/---

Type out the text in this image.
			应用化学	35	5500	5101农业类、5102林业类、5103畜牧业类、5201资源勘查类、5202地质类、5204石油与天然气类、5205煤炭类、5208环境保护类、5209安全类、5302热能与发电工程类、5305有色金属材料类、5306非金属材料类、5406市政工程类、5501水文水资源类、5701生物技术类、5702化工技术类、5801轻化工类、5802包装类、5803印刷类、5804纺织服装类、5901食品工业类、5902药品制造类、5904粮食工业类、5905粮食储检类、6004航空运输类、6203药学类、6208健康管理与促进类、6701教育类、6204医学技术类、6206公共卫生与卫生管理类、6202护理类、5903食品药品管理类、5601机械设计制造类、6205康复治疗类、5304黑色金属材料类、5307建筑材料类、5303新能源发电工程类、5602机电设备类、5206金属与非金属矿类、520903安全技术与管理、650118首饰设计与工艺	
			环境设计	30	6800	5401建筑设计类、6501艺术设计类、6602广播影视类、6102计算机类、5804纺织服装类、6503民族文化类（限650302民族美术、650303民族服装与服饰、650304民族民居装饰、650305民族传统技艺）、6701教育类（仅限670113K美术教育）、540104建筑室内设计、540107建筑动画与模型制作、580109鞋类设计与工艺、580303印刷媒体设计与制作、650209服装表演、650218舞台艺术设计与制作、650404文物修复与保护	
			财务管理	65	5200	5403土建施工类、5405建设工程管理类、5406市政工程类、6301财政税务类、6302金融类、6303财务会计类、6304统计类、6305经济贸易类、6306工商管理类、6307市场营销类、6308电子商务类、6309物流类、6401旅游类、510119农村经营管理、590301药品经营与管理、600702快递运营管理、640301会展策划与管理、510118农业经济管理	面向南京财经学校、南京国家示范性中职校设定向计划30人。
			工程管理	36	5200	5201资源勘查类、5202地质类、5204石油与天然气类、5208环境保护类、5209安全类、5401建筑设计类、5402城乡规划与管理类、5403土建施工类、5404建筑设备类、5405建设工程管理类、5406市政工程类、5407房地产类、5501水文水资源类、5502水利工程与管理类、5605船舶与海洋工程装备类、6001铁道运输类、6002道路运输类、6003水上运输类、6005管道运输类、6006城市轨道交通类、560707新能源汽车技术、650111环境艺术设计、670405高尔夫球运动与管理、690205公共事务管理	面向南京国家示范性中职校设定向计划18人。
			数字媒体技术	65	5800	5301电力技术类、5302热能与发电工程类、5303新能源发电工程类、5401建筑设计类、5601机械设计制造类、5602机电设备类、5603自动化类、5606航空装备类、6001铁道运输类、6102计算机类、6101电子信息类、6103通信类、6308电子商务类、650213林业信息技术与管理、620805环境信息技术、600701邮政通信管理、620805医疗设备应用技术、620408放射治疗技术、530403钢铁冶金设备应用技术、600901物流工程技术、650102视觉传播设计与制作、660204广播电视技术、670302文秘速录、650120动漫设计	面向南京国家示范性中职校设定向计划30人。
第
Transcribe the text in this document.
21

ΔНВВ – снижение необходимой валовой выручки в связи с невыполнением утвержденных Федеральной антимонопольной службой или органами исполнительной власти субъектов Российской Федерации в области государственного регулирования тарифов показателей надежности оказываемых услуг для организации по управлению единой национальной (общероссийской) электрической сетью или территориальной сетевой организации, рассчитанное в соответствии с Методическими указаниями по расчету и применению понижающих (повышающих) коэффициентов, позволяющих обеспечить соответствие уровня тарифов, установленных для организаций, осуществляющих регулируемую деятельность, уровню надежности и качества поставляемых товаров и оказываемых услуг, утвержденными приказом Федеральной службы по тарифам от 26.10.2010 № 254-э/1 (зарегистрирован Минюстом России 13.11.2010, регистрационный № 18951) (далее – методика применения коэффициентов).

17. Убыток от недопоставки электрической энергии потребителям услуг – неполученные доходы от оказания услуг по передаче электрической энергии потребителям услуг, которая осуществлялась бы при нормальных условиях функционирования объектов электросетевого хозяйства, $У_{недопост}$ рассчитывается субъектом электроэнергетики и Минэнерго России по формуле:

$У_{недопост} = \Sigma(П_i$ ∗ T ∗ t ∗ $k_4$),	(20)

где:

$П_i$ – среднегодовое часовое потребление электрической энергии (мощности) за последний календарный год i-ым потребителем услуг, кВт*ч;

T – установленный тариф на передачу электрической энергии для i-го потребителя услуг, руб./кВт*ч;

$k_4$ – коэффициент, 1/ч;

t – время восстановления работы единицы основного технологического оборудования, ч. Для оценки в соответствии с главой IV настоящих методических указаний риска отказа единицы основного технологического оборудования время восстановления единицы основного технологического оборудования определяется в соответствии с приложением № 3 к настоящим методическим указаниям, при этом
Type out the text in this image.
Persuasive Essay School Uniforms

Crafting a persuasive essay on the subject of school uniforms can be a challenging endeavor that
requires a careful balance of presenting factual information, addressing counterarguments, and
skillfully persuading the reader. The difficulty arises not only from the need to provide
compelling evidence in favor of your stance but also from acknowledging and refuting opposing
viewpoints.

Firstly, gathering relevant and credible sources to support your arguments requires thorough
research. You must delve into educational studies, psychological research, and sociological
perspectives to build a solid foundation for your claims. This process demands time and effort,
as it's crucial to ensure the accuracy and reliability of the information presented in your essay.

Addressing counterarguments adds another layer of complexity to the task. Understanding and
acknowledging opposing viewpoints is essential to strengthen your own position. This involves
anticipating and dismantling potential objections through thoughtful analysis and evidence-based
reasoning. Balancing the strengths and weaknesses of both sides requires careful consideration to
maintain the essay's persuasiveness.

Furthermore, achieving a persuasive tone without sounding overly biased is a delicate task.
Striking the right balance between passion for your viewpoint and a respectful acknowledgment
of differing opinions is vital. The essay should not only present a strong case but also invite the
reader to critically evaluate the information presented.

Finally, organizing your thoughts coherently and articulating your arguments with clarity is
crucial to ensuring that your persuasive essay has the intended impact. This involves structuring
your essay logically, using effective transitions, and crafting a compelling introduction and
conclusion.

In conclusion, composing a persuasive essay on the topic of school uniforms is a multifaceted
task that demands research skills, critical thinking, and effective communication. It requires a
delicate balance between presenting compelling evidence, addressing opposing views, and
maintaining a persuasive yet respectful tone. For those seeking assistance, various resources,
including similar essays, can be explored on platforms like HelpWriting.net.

\---

* _Task directions_
Take the listing above and set it down exactly.

* _Written solution_
Type out the text in this image.
			应用化学	35	5500	5101农业类、5102林业类、5103畜牧业类、5201资源勘查类、5202地质类、5204石油与天然气类、5205煤炭类、5208环境保护类、5209安全类、5302热能与发电工程类、5305有色金属材料类、5306非金属材料类、5406市政工程类、5501水文水资源类、5701生物技术类、5702化工技术类、5801轻化工类、5802包装类、5803印刷类、5804纺织服装类、5901食品工业类、5902药品制造类、5904粮食工业类、5905粮食储检类、6004航空运输类、6203药学类、6208健康管理与促进类、6701教育类、6204医学技术类、6206公共卫生与卫生管理类、6202护理类、5903食品药品管理类、5601机械设计制造类、6205康复治疗类、5304黑色金属材料类、5307建筑材料类、5303新能源发电工程类、5602机电设备类、5206金属与非金属矿类、520903安全技术与管理、650118首饰设计与工艺	
			环境设计	30	6800	5401建筑设计类、6501艺术设计类、6602广播影视类、6102计算机类、5804纺织服装类、6503民族文化类（限650302民族美术、650303民族服装与服饰、650304民族民居装饰、650305民族传统技艺）、6701教育类（仅限670113K美术教育）、540104建筑室内设计、540107建筑动画与模型制作、580109鞋类设计与工艺、580303印刷媒体设计与制作、650209服装表演、650218舞台艺术设计与制作、650404文物修复与保护	
			财务管理	65	5200	5403土建施工类、5405建设工程管理类、5406市政工程类、6301财政税务类、6302金融类、6303财务会计类、6304统计类、6305经济贸易类、6306工商管理类、6307市场营销类、6308电子商务类、6309物流类、6401旅游类、510119农村经营管理、590301药品经营与管理、600702快递运营管理、640301会展策划与管理、510118农业经济管理	面向南京财经学校、南京国家示范性中职校设定向计划30人。
			工程管理	36	5200	5201资源勘查类、5202地质类、5204石油与天然气类、5208环境保护类、5209安全类、5401建筑设计类、5402城乡规划与管理类、5403土建施工类、5404建筑设备类、5405建设工程管理类、5406市政工程类、5407房地产类、5501水文水资源类、5502水利工程与管理类、5605船舶与海洋工程装备类、6001铁道运输类、6002道路运输类、6003水上运输类、6005管道运输类、6006城市轨道交通类、560707新能源汽车技术、650111环境艺术设计、670405高尔夫球运动与管理、690205公共事务管理	面向南京国家示范性中职校设定向计划18人。
			数字媒体技术	65	5800	5301电力技术类、5302热能与发电工程类、5303新能源发电工程类、5401建筑设计类、5601机械设计制造类、5602机电设备类、5603自动化类、5606航空装备类、6001铁道运输类、6102计算机类、6101电子信息类、6103通信类、6308电子商务类、650213林业信息技术与管理、620805环境信息技术、600701邮政通信管理、620805医疗设备应用技术、620408放射治疗技术、530403钢铁冶金设备应用技术、600901物流工程技术、650102视觉传播设计与制作、660204广播电视技术、670302文秘速录、650120动漫设计	面向南京国家示范性中职校设定向计划30人。
第
Transcribe the text in this document.
21

ΔНВВ – снижение необходимой валовой выручки в связи с невыполнением утвержденных Федеральной антимонопольной службой или органами исполнительной власти субъектов Российской Федерации в области государственного регулирования тарифов показателей надежности оказываемых услуг для организации по управлению единой национальной (общероссийской) электрической сетью или территориальной сетевой организации, рассчитанное в соответствии с Методическими указаниями по расчету и применению понижающих (повышающих) коэффициентов, позволяющих обеспечить соответствие уровня тарифов, установленных для организаций, осуществляющих регулируемую деятельность, уровню надежности и качества поставляемых товаров и оказываемых услуг, утвержденными приказом Федеральной службы по тарифам от 26.10.2010 № 254-э/1 (зарегистрирован Минюстом России 13.11.2010, регистрационный № 18951) (далее – методика применения коэффициентов).

17. Убыток от недопоставки электрической энергии потребителям услуг – неполученные доходы от оказания услуг по передаче электрической энергии потребителям услуг, которая осуществлялась бы при нормальных условиях функционирования объектов электросетевого хозяйства, $У_{недопост}$ рассчитывается субъектом электроэнергетики и Минэнерго России по формуле:

$У_{недопост} = \Sigma(П_i$ ∗ T ∗ t ∗ $k_4$),	(20)

где:

$П_i$ – среднегодовое часовое потребление электрической энергии (мощности) за последний календарный год i-ым потребителем услуг, кВт*ч;

T – установленный тариф на передачу электрической энергии для i-го потребителя услуг, руб./кВт*ч;

$k_4$ – коэффициент, 1/ч;

t – время восстановления работы единицы основного технологического оборудования, ч. Для оценки в соответствии с главой IV настоящих методических указаний риска отказа единицы основного технологического оборудования время восстановления единицы основного технологического оборудования определяется в соответствии с приложением № 3 к настоящим методическим указаниям, при этом
Type out the text in this image.
Persuasive Essay School Uniforms

Crafting a persuasive essay on the subject of school uniforms can be a challenging endeavor that
requires a careful balance of presenting factual information, addressing counterarguments, and
skillfully persuading the reader. The difficulty arises not only from the need to provide
compelling evidence in favor of your stance but also from acknowledging and refuting opposing
viewpoints.

Firstly, gathering relevant and credible sources to support your arguments requires thorough
research. You must delve into educational studies, psychological research, and sociological
perspectives to build a solid foundation for your claims. This process demands time and effort,
as it's crucial to ensure the accuracy and reliability of the information presented in your essay.

Addressing counterarguments adds another layer of complexity to the task. Understanding and
acknowledging opposing viewpoints is essential to strengthen your own position. This involves
anticipating and dismantling potential objections through thoughtful analysis and evidence-based
reasoning. Balancing the strengths and weaknesses of both sides requires careful consideration to
maintain the essay's persuasiveness.

Furthermore, achieving a persuasive tone without sounding overly biased is a delicate task.
Striking the right balance between passion for your viewpoint and a respectful acknowledgment
of differing opinions is vital. The essay should not only present a strong case but also invite the
reader to critically evaluate the information presented.

Finally, organizing your thoughts coherently and articulating your arguments with clarity is
crucial to ensuring that your persuasive essay has the intended impact. This involves structuring
your essay logically, using effective transitions, and crafting a compelling introduction and
conclusion.

In conclusion, composing a persuasive essay on the topic of school uniforms is a multifaceted
task that demands research skills, critical thinking, and effective communication. It requires a
delicate balance between presenting compelling evidence, addressing opposing views, and
maintaining a persuasive yet respectful tone. For those seeking assistance, various resources,
including similar essays, can be explored on platforms like HelpWriting.net.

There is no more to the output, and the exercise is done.